REQUIREMENTS: Omit all pictures and give the records below again exactly as written.

GIVEN INFORMATION:

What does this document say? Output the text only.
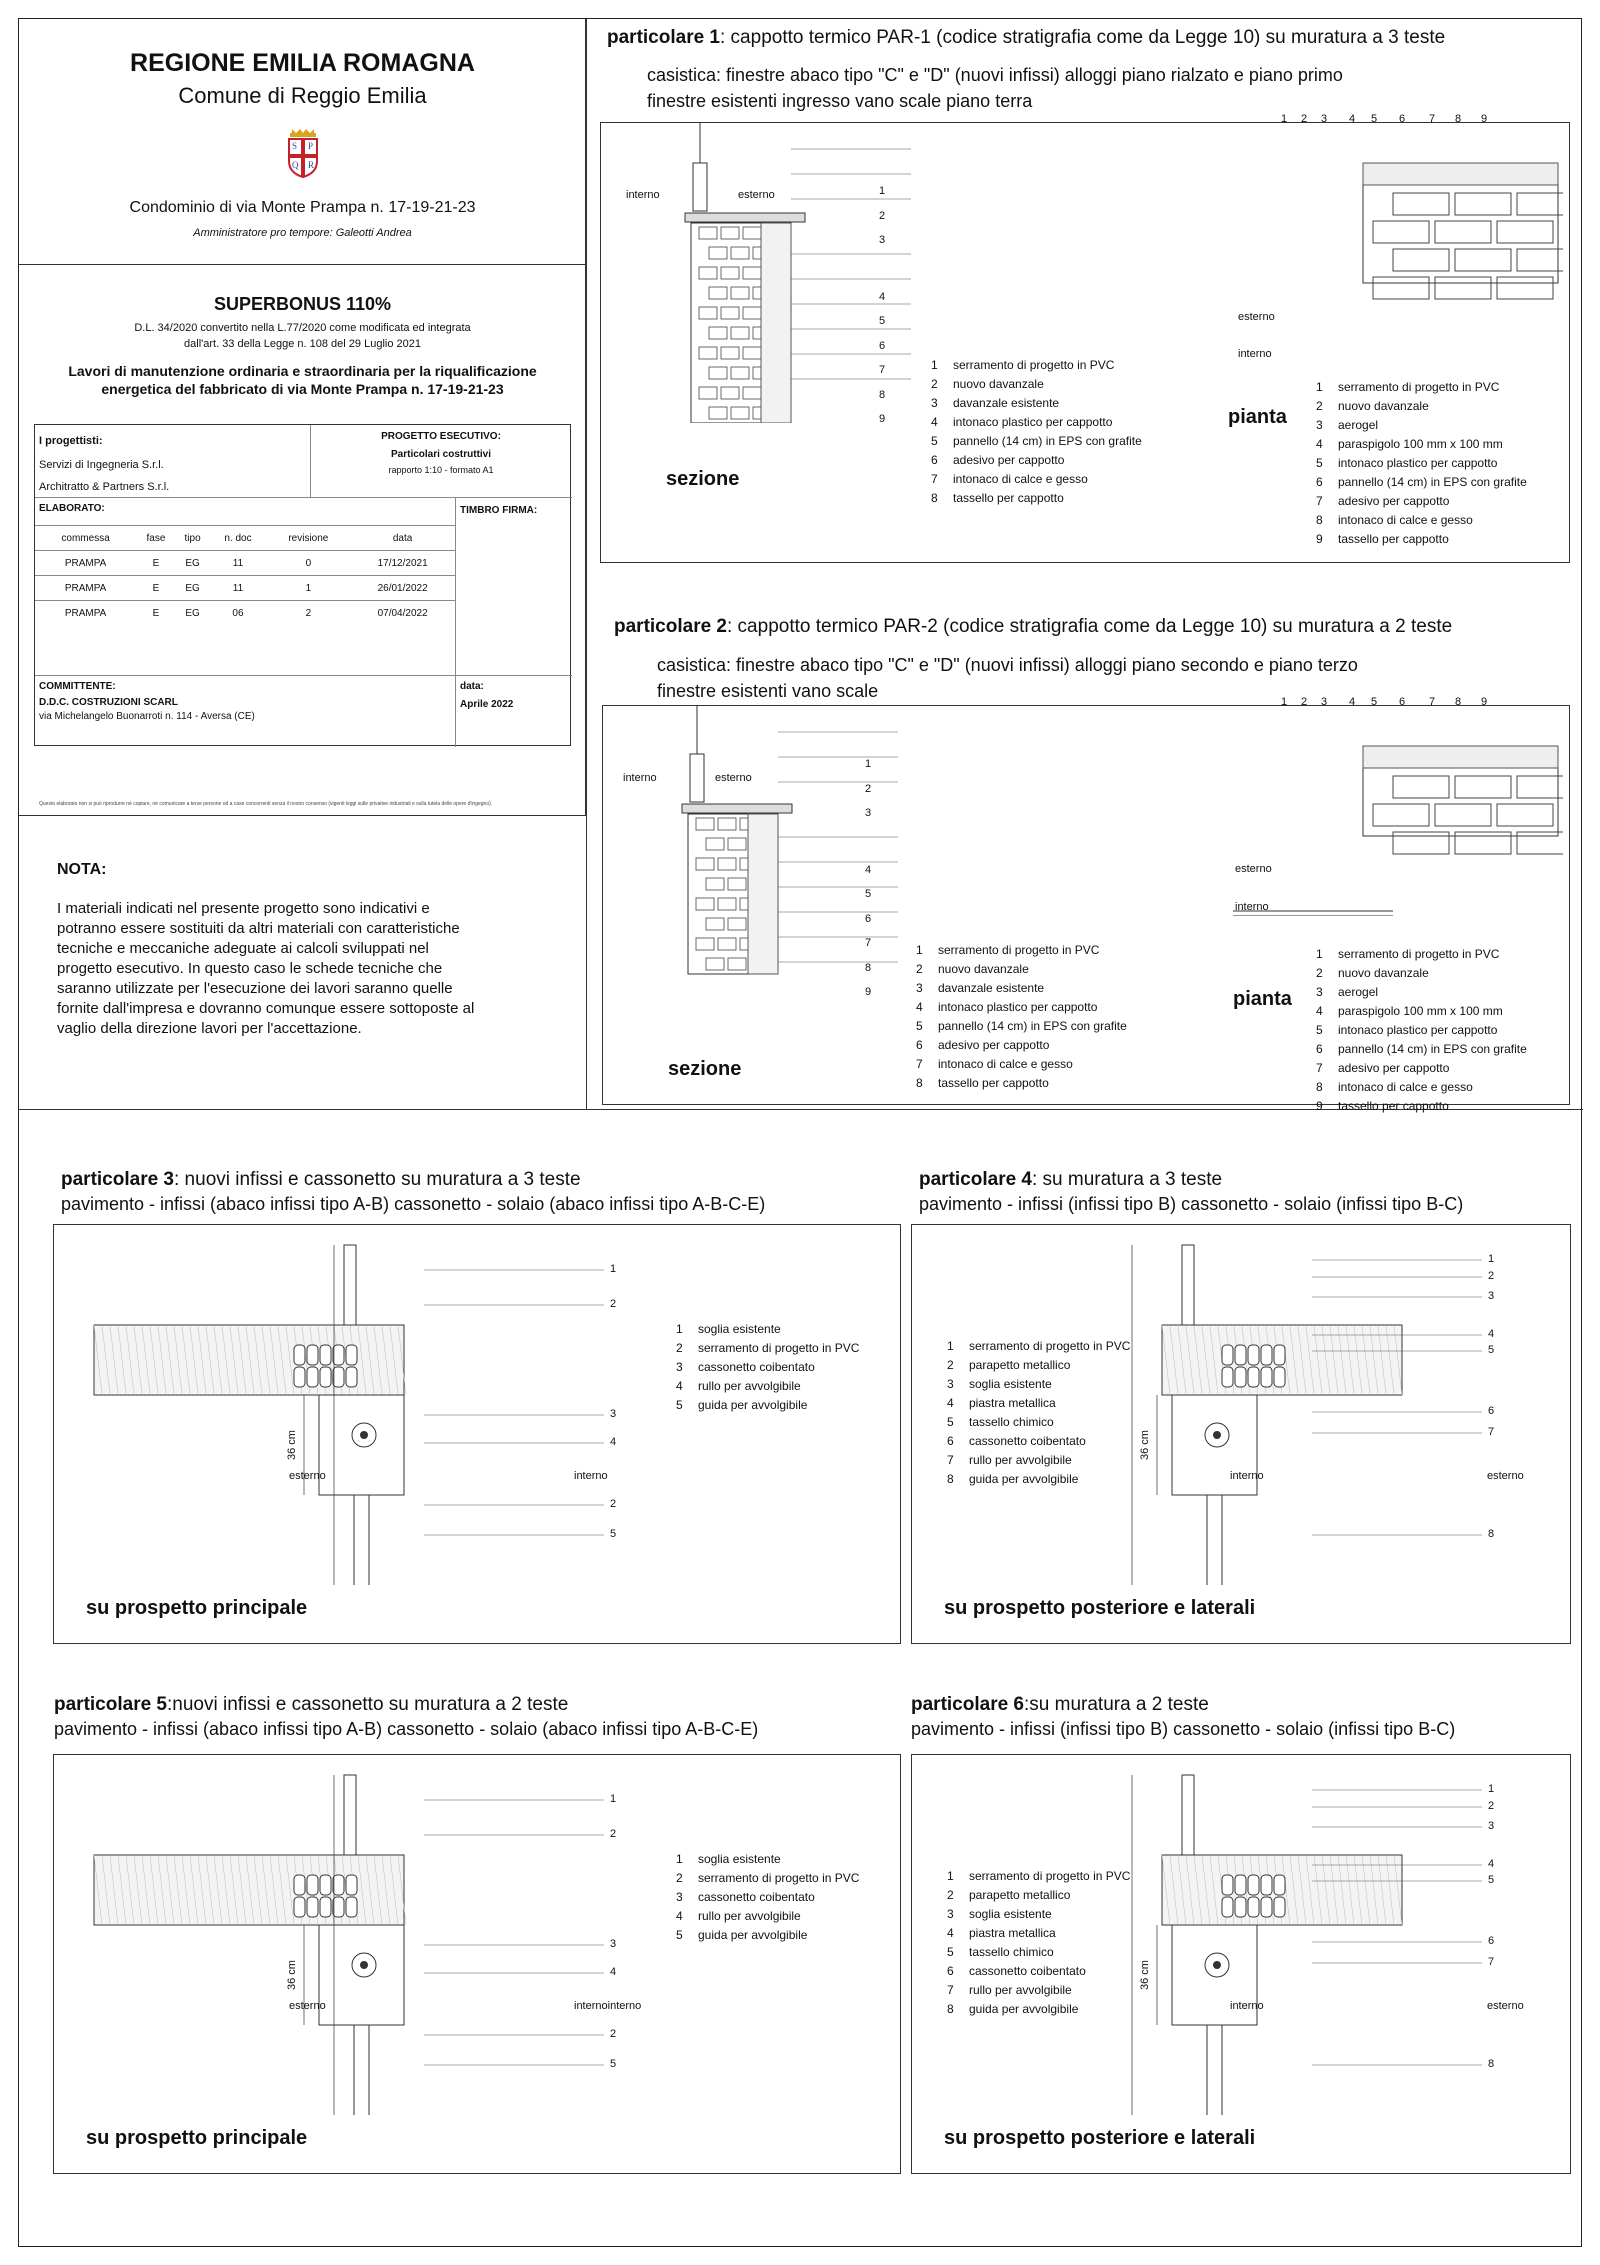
REGIONE EMILIA ROMAGNA
Comune di Reggio Emilia
S P
Q R
Condominio di via Monte Prampa n. 17-19-21-23
Amministratore pro tempore: Galeotti Andrea
SUPERBONUS 110%
D.L. 34/2020 convertito nella L.77/2020 come modificata ed integrata
dall'art. 33 della Legge n. 108 del 29 Luglio 2021
Lavori di manutenzione ordinaria e straordinaria per la riqualificazione
energetica del fabbricato di via Monte Prampa n. 17-19-21-23
I progettisti:
Servizi di Ingegneria S.r.l.
Architratto & Partners S.r.l.
PROGETTO ESECUTIVO:
Particolari costruttivi
rapporto 1:10 - formato A1
ELABORATO:	TIMBRO FIRMA:
commessa	fase	tipo	n. doc	revisione	data
PRAMPA	E	EG	11	0	17/12/2021
PRAMPA	E	EG	11	1	26/01/2022
PRAMPA	E	EG	06	2	07/04/2022
COMMITTENTE:
D.D.C. COSTRUZIONI SCARL
via Michelangelo Buonarroti n. 114 - Aversa (CE)
data:
Aprile 2022
Questo elaborato non si può riprodurre né copiare, né comunicare a terze persone od a case concorrenti senza il nostro consenso (vigenti leggi sulle privative industriali e sulla tutela delle opere d'ingegno).
NOTA:
I materiali indicati nel presente progetto sono indicativi e
potranno essere sostituiti da altri materiali con caratteristiche
tecniche e meccaniche adeguate ai calcoli sviluppati nel
progetto esecutivo. In questo caso le schede tecniche che
saranno utilizzate per l'esecuzione dei lavori saranno quelle
fornite dall'impresa e dovranno comunque essere sottoposte al
vaglio della direzione lavori per l'accettazione.
particolare 1: cappotto termico PAR-1 (codice stratigrafia come da Legge 10) su muratura a 3 teste
casistica: finestre abaco tipo "C" e "D" (nuovi infissi) alloggi piano rialzato e piano primo
finestre esistenti ingresso vano scale piano terra
interno	esterno	1
2
3
4
5
6
7
8
9
sezione
1 serramento di progetto in PVC
2 nuovo davanzale
3 davanzale esistente
4 intonaco plastico per cappotto
5 pannello (14 cm) in EPS con grafite
6 adesivo per cappotto
7 intonaco di calce e gesso
8 tassello per cappotto
1 2 3 4 5 6 7 8 9
esterno
interno
pianta
1 serramento di progetto in PVC
2 nuovo davanzale
3 aerogel
4 paraspigolo 100 mm x 100 mm
5 intonaco plastico per cappotto
6 pannello (14 cm) in EPS con grafite
7 adesivo per cappotto
8 intonaco di calce e gesso
9 tassello per cappotto
particolare 2: cappotto termico PAR-2 (codice stratigrafia come da Legge 10) su muratura a 2 teste
casistica: finestre abaco tipo "C" e "D" (nuovi infissi) alloggi piano secondo e piano terzo
finestre esistenti vano scale
interno	esterno
1
2
3
4
5
6
7
8
9
sezione
1 serramento di progetto in PVC
2 nuovo davanzale
3 davanzale esistente
4 intonaco plastico per cappotto
5 pannello (14 cm) in EPS con grafite
6 adesivo per cappotto
7 intonaco di calce e gesso
8 tassello per cappotto
1 2 3 4 5 6 7 8 9
esterno
interno
pianta
1 serramento di progetto in PVC
2 nuovo davanzale
3 aerogel
4 paraspigolo 100 mm x 100 mm
5 intonaco plastico per cappotto
6 pannello (14 cm) in EPS con grafite
7 adesivo per cappotto
8 intonaco di calce e gesso
9 tassello per cappotto
particolare 3: nuovi infissi e cassonetto su muratura a 3 teste
pavimento - infissi (abaco infissi tipo A-B) cassonetto - solaio (abaco infissi tipo A-B-C-E)
1
2
3
4
2
5
36 cm
esterno	interno
1 soglia esistente
2 serramento di progetto in PVC
3 cassonetto coibentato
4 rullo per avvolgibile
5 guida per avvolgibile
su prospetto principale
particolare 4: su muratura a 3 teste
pavimento - infissi (infissi tipo B) cassonetto - solaio (infissi tipo B-C)
1
2
3
4
5
6
7
8
36 cm
esterno
interno
1 serramento di progetto in PVC
2 parapetto metallico
3 soglia esistente
4 piastra metallica
5 tassello chimico
6 cassonetto coibentato
7 rullo per avvolgibile
8 guida per avvolgibile
su prospetto posteriore e laterali
particolare 5:nuovi infissi e cassonetto su muratura a 2 teste
pavimento - infissi (abaco infissi tipo A-B) cassonetto - solaio (abaco infissi tipo A-B-C-E)
1
2
3
4
2
5
36 cm
esterno	internointerno
1 soglia esistente
2 serramento di progetto in PVC
3 cassonetto coibentato
4 rullo per avvolgibile
5 guida per avvolgibile
su prospetto principale
particolare 6:su muratura a 2 teste
pavimento - infissi (infissi tipo B) cassonetto - solaio (infissi tipo B-C)
1
2
3
4
5
6
7
8
36 cm
esterno
interno
1 serramento di progetto in PVC
2 parapetto metallico
3 soglia esistente
4 piastra metallica
5 tassello chimico
6 cassonetto coibentato
7 rullo per avvolgibile
8 guida per avvolgibile
su prospetto posteriore e laterali
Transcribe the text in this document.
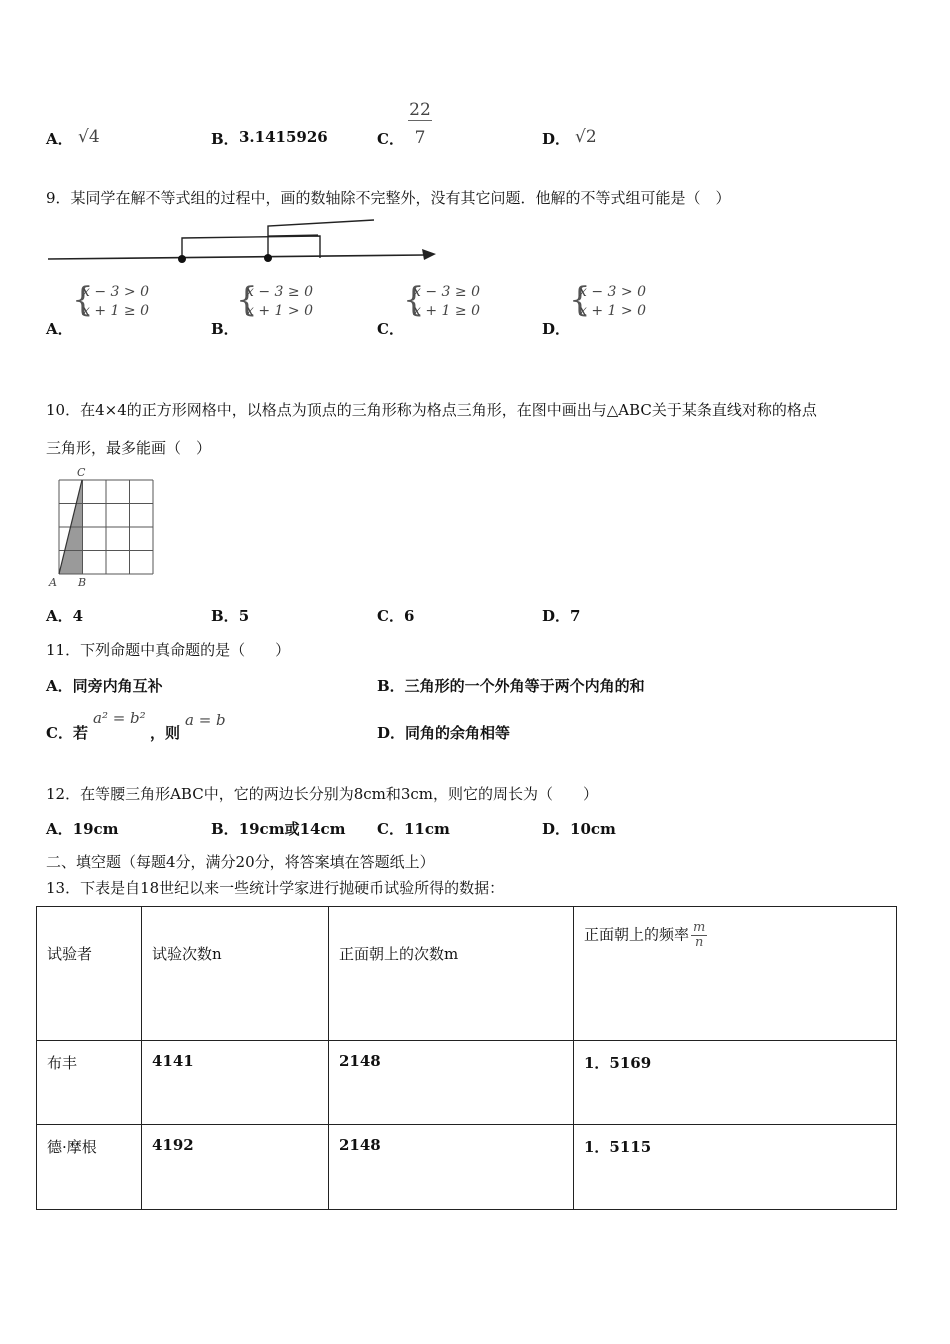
A． √4	B． 3.1415926	C．
22
7	D． √2
9．某同学在解不等式组的过程中，画的数轴除不完整外，没有其它问题．他解的不等式组可能是（　）
A．
{
x − 3 > 0
x + 1 ≥ 0
B．
{
x − 3 ≥ 0
x + 1 > 0
C．
{
x − 3 ≥ 0
x + 1 ≥ 0
D．
{
x − 3 > 0
x + 1 > 0
10．在4×4的正方形网格中，以格点为顶点的三角形称为格点三角形，在图中画出与△ABC关于某条直线对称的格点
三角形，最多能画（　）
C
A B
A．4	B．5	C．6	D．7
11．下列命题中真命题的是（　　）
A．同旁内角互补	B．三角形的一个外角等于两个内角的和
C．若
a² = b²
，则
a = b
D．同角的余角相等
12．在等腰三角形ABC中，它的两边长分别为8cm和3cm，则它的周长为（　　）
A．19cm	B．19cm或14cm C．11cm	D．10cm
二、填空题（每题4分，满分20分，将答案填在答题纸上）
13．下表是自18世纪以来一些统计学家进行抛硬币试验所得的数据：
试验者	试验次数n	正面朝上的次数m	正面朝上的频率 $\frac{m}{n}$

布丰	4141	2148	1．5169

德·摩根	4192	2148	1．5115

ANSWER BELOW:
What does this document say? Output the text only.
REGIONE EMILIA ROMAGNA
Comune di Reggio Emilia
S P
Q R
Condominio di via Monte Prampa n. 17-19-21-23
Amministratore pro tempore: Galeotti Andrea
SUPERBONUS 110%
D.L. 34/2020 convertito nella L.77/2020 come modificata ed integrata
dall'art. 33 della Legge n. 108 del 29 Luglio 2021
Lavori di manutenzione ordinaria e straordinaria per la riqualificazione
energetica del fabbricato di via Monte Prampa n. 17-19-21-23
I progettisti:
Servizi di Ingegneria S.r.l.
Architratto & Partners S.r.l.
PROGETTO ESECUTIVO:
Particolari costruttivi
rapporto 1:10 - formato A1
ELABORATO:	TIMBRO FIRMA:
commessa	fase	tipo	n. doc	revisione	data
PRAMPA	E	EG	11	0	17/12/2021
PRAMPA	E	EG	11	1	26/01/2022
PRAMPA	E	EG	06	2	07/04/2022
COMMITTENTE:
D.D.C. COSTRUZIONI SCARL
via Michelangelo Buonarroti n. 114 - Aversa (CE)
data:
Aprile 2022
Questo elaborato non si può riprodurre né copiare, né comunicare a terze persone od a case concorrenti senza il nostro consenso (vigenti leggi sulle privative industriali e sulla tutela delle opere d'ingegno).
NOTA:
I materiali indicati nel presente progetto sono indicativi e
potranno essere sostituiti da altri materiali con caratteristiche
tecniche e meccaniche adeguate ai calcoli sviluppati nel
progetto esecutivo. In questo caso le schede tecniche che
saranno utilizzate per l'esecuzione dei lavori saranno quelle
fornite dall'impresa e dovranno comunque essere sottoposte al
vaglio della direzione lavori per l'accettazione.
particolare 1: cappotto termico PAR-1 (codice stratigrafia come da Legge 10) su muratura a 3 teste
casistica: finestre abaco tipo "C" e "D" (nuovi infissi) alloggi piano rialzato e piano primo
finestre esistenti ingresso vano scale piano terra
interno	esterno	1
2
3
4
5
6
7
8
9
sezione
1 serramento di progetto in PVC
2 nuovo davanzale
3 davanzale esistente
4 intonaco plastico per cappotto
5 pannello (14 cm) in EPS con grafite
6 adesivo per cappotto
7 intonaco di calce e gesso
8 tassello per cappotto
1 2 3 4 5 6 7 8 9
esterno
interno
pianta
1 serramento di progetto in PVC
2 nuovo davanzale
3 aerogel
4 paraspigolo 100 mm x 100 mm
5 intonaco plastico per cappotto
6 pannello (14 cm) in EPS con grafite
7 adesivo per cappotto
8 intonaco di calce e gesso
9 tassello per cappotto
particolare 2: cappotto termico PAR-2 (codice stratigrafia come da Legge 10) su muratura a 2 teste
casistica: finestre abaco tipo "C" e "D" (nuovi infissi) alloggi piano secondo e piano terzo
finestre esistenti vano scale
interno	esterno
1
2
3
4
5
6
7
8
9
sezione
1 serramento di progetto in PVC
2 nuovo davanzale
3 davanzale esistente
4 intonaco plastico per cappotto
5 pannello (14 cm) in EPS con grafite
6 adesivo per cappotto
7 intonaco di calce e gesso
8 tassello per cappotto
1 2 3 4 5 6 7 8 9
esterno
interno
pianta
1 serramento di progetto in PVC
2 nuovo davanzale
3 aerogel
4 paraspigolo 100 mm x 100 mm
5 intonaco plastico per cappotto
6 pannello (14 cm) in EPS con grafite
7 adesivo per cappotto
8 intonaco di calce e gesso
9 tassello per cappotto
particolare 3: nuovi infissi e cassonetto su muratura a 3 teste
pavimento - infissi (abaco infissi tipo A-B) cassonetto - solaio (abaco infissi tipo A-B-C-E)
1
2
3
4
2
5
36 cm
esterno	interno
1 soglia esistente
2 serramento di progetto in PVC
3 cassonetto coibentato
4 rullo per avvolgibile
5 guida per avvolgibile
su prospetto principale
particolare 4: su muratura a 3 teste
pavimento - infissi (infissi tipo B) cassonetto - solaio (infissi tipo B-C)
1
2
3
4
5
6
7
8
36 cm
esterno
interno
1 serramento di progetto in PVC
2 parapetto metallico
3 soglia esistente
4 piastra metallica
5 tassello chimico
6 cassonetto coibentato
7 rullo per avvolgibile
8 guida per avvolgibile
su prospetto posteriore e laterali
particolare 5:nuovi infissi e cassonetto su muratura a 2 teste
pavimento - infissi (abaco infissi tipo A-B) cassonetto - solaio (abaco infissi tipo A-B-C-E)
1
2
3
4
2
5
36 cm
esterno	internointerno
1 soglia esistente
2 serramento di progetto in PVC
3 cassonetto coibentato
4 rullo per avvolgibile
5 guida per avvolgibile
su prospetto principale
particolare 6:su muratura a 2 teste
pavimento - infissi (infissi tipo B) cassonetto - solaio (infissi tipo B-C)
1
2
3
4
5
6
7
8
36 cm
esterno
interno
1 serramento di progetto in PVC
2 parapetto metallico
3 soglia esistente
4 piastra metallica
5 tassello chimico
6 cassonetto coibentato
7 rullo per avvolgibile
8 guida per avvolgibile
su prospetto posteriore e laterali
Transcribe the text in this document.
A． √4	B． 3.1415926	C．
22
7	D． √2
9．某同学在解不等式组的过程中，画的数轴除不完整外，没有其它问题．他解的不等式组可能是（　）
A．
{
x − 3 > 0
x + 1 ≥ 0
B．
{
x − 3 ≥ 0
x + 1 > 0
C．
{
x − 3 ≥ 0
x + 1 ≥ 0
D．
{
x − 3 > 0
x + 1 > 0
10．在4×4的正方形网格中，以格点为顶点的三角形称为格点三角形，在图中画出与△ABC关于某条直线对称的格点
三角形，最多能画（　）
C
A B
A．4	B．5	C．6	D．7
11．下列命题中真命题的是（　　）
A．同旁内角互补	B．三角形的一个外角等于两个内角的和
C．若
a² = b²
，则
a = b
D．同角的余角相等
12．在等腰三角形ABC中，它的两边长分别为8cm和3cm，则它的周长为（　　）
A．19cm	B．19cm或14cm C．11cm	D．10cm
二、填空题（每题4分，满分20分，将答案填在答题纸上）
13．下表是自18世纪以来一些统计学家进行抛硬币试验所得的数据：
试验者	试验次数n	正面朝上的次数m	正面朝上的频率 $\frac{m}{n}$

布丰	4141	2148	1．5169

德·摩根	4192	2148	1．5115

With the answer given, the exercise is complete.